What you will do - Copy out the passage about cartoonist Robert T. Balder word for word, in full.

━━ Passage ━━

Robert T. Balder is a professional cartoonist and singer-songwriter. He graduated from Roanoke College with a major in English in 1993 and, after a variety of jobs, entered a seven-year career in IT, starting as a manager of database development, which he left for his current career.

== Comics ==
As a comic author, he was first published in Scene magazine in 1998. In 2001, he started PartiallyClips, a social commentary clip art webcomic also featured in the Anchorage Press, Cleveland Free Times, Concord Mirror, East Bay Express, Houston Press, Manchester Mirror, Metroland, Nth Degree, Salem Observer and the Other Paper. He is also the writer for the Erfworld webcomic, which was listed as one of Time magazine's "Top 10 Graphic Novels of 2007". As of October 13, 2019, Erfworld has been discontinued for personal reasons.

Balder is well-known within the webcomic creator community, as evidenced by his writing of guest comics for other webcomics: Fragile Gravity, Goats, Order of the Stick, Sluggy Freelance, and Wondermark. In 2006, he partnered with Pete Abrams of Sluggy Freelance, to create a retail market card game themed around Sluggy Freelance called Get Nifty.

In August 2010, he co-wrote a 24-page comic called A Duel in the Somme, based on a story by the science fiction author Ben Bova and illustrated by the syndicated cartoonist Bill Holbrook. The comic was released on its own website under a Creative Commons license at a rate of one page per day and used a reward-driven donation model for revenue.

━━━
━━ Excerpted records ━━

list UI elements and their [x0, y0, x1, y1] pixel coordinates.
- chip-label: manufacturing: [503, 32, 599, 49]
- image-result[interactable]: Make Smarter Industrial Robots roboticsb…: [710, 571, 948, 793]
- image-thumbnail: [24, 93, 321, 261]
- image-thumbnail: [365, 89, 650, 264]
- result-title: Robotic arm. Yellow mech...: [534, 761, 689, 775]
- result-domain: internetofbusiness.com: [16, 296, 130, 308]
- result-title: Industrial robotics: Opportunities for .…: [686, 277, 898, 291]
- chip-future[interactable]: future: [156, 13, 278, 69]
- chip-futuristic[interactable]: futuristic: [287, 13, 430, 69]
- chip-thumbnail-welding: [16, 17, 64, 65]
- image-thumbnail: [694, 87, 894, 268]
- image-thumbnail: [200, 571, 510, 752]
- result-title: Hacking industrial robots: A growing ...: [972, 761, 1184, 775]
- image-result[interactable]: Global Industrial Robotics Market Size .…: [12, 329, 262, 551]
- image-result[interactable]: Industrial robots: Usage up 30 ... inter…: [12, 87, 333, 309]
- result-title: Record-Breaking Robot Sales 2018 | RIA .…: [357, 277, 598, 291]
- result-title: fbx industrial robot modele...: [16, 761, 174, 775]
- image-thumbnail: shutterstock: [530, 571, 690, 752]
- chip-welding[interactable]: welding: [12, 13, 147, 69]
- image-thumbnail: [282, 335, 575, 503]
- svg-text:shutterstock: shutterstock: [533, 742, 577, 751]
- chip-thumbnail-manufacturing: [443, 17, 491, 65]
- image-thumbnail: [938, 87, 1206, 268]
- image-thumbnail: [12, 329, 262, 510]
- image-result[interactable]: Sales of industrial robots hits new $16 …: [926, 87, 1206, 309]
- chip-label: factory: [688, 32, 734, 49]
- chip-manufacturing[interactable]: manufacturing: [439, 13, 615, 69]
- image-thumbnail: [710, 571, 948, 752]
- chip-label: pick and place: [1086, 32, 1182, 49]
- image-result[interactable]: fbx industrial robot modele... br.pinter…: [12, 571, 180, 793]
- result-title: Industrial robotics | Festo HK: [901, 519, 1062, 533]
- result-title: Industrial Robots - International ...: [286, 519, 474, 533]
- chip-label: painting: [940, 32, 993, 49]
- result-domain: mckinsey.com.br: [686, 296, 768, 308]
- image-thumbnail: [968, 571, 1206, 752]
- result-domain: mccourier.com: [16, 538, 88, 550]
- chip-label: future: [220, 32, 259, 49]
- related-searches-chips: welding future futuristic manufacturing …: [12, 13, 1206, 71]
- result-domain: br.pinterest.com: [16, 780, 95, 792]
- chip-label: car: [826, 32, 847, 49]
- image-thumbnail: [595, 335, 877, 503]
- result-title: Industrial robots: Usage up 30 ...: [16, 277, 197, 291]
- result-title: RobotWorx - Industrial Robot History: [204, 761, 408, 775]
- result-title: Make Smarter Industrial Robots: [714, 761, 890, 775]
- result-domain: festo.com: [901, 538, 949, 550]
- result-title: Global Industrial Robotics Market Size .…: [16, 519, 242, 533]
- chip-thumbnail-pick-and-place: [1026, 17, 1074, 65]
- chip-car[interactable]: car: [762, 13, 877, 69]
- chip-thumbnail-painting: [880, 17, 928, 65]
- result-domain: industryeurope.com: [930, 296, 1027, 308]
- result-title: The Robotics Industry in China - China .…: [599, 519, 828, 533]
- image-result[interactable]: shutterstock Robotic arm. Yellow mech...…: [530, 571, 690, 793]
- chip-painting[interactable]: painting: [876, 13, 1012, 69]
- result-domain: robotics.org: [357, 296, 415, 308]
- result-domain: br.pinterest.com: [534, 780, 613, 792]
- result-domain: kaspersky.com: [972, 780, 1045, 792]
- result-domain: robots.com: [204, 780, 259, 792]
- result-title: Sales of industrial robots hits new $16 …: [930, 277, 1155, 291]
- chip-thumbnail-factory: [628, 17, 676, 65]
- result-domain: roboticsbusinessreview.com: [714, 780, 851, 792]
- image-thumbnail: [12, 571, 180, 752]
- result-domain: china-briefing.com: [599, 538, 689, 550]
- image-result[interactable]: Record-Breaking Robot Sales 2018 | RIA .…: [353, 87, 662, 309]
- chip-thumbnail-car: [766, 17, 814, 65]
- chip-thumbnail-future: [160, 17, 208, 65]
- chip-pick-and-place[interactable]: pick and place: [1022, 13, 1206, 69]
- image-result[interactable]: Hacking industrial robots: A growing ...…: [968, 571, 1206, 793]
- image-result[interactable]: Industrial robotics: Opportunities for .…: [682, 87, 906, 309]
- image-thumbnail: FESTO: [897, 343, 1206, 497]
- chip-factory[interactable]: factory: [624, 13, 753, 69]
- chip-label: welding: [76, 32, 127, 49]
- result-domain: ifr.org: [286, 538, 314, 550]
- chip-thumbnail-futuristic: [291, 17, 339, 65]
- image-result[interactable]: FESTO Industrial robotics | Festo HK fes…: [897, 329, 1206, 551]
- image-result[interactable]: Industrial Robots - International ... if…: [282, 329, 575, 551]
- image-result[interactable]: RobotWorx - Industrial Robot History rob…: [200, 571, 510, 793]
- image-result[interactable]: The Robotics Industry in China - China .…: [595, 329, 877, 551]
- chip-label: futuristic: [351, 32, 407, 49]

━━━

Answer below -
Robert T. Balder is a professional cartoonist and singer-songwriter. He graduated from Roanoke College with a major in English in 1993 and, after a variety of jobs, entered a seven-year career in IT, starting as a manager of database development, which he left for his current career.

== Comics ==
As a comic author, he was first published in Scene magazine in 1998. In 2001, he started PartiallyClips, a social commentary clip art webcomic also featured in the Anchorage Press, Cleveland Free Times, Concord Mirror, East Bay Express, Houston Press, Manchester Mirror, Metroland, Nth Degree, Salem Observer and the Other Paper. He is also the writer for the Erfworld webcomic, which was listed as one of Time magazine's "Top 10 Graphic Novels of 2007". As of October 13, 2019, Erfworld has been discontinued for personal reasons.

Balder is well-known within the webcomic creator community, as evidenced by his writing of guest comics for other webcomics: Fragile Gravity, Goats, Order of the Stick, Sluggy Freelance, and Wondermark. In 2006, he partnered with Pete Abrams of Sluggy Freelance, to create a retail market card game themed around Sluggy Freelance called Get Nifty.

In August 2010, he co-wrote a 24-page comic called A Duel in the Somme, based on a story by the science fiction author Ben Bova and illustrated by the syndicated cartoonist Bill Holbrook. The comic was released on its own website under a Creative Commons license at a rate of one page per day and used a reward-driven donation model for revenue.